*Aim of the task:* Tally the lines containing the word "grande" and give the total alone.

Dataset items:
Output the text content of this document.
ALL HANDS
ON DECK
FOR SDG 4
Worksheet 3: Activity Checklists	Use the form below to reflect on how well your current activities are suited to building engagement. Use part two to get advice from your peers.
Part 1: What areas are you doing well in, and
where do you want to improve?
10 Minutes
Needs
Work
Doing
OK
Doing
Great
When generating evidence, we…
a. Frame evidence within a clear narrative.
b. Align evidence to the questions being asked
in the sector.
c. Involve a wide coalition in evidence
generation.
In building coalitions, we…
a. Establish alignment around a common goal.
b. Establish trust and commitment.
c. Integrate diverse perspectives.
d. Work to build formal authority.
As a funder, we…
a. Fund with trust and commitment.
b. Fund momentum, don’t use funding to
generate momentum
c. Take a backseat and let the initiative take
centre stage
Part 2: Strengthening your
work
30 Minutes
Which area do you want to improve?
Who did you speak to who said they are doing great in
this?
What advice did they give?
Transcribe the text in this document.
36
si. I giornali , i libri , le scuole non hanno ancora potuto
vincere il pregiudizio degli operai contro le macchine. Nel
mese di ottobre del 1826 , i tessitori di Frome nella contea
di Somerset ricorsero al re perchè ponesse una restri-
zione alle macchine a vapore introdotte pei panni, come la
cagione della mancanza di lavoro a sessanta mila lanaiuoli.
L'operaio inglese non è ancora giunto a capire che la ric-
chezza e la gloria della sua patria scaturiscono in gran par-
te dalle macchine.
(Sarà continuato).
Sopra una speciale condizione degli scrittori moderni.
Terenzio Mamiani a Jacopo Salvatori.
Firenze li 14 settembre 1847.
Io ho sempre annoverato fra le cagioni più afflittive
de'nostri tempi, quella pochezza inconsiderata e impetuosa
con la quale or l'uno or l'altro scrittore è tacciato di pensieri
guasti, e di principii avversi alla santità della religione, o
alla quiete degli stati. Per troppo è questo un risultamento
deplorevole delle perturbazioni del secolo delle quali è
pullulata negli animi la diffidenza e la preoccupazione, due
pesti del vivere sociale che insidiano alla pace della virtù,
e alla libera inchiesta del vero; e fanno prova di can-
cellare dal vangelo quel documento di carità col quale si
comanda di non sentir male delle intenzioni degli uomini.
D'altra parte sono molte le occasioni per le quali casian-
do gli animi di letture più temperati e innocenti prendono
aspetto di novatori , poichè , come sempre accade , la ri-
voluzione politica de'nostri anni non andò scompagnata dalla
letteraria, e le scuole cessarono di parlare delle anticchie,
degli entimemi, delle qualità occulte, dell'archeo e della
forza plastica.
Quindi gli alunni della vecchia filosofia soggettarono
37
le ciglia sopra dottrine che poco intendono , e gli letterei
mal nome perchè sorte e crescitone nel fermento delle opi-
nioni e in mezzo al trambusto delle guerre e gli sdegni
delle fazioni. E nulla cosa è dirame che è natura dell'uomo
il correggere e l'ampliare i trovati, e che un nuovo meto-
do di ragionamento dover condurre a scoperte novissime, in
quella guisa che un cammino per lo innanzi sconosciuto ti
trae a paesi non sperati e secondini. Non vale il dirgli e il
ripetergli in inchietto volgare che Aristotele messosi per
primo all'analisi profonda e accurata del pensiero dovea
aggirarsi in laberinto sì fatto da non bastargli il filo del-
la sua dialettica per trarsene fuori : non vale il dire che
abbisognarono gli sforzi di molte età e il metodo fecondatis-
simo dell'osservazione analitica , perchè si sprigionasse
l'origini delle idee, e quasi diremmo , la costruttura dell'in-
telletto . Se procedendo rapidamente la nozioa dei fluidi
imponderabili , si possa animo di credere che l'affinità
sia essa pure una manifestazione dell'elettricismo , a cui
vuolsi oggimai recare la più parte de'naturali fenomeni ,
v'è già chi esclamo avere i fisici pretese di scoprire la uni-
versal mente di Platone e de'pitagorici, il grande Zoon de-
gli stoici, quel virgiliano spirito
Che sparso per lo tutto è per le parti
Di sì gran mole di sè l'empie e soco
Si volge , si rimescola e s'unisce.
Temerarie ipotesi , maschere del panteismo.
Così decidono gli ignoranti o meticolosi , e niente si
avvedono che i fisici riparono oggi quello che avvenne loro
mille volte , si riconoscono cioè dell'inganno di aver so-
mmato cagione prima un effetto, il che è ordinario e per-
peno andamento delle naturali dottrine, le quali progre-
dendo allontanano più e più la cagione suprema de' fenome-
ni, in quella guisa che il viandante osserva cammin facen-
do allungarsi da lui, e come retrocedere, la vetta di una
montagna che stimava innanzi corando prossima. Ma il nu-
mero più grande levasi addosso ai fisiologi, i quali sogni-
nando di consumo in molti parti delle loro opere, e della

*Written response:* 2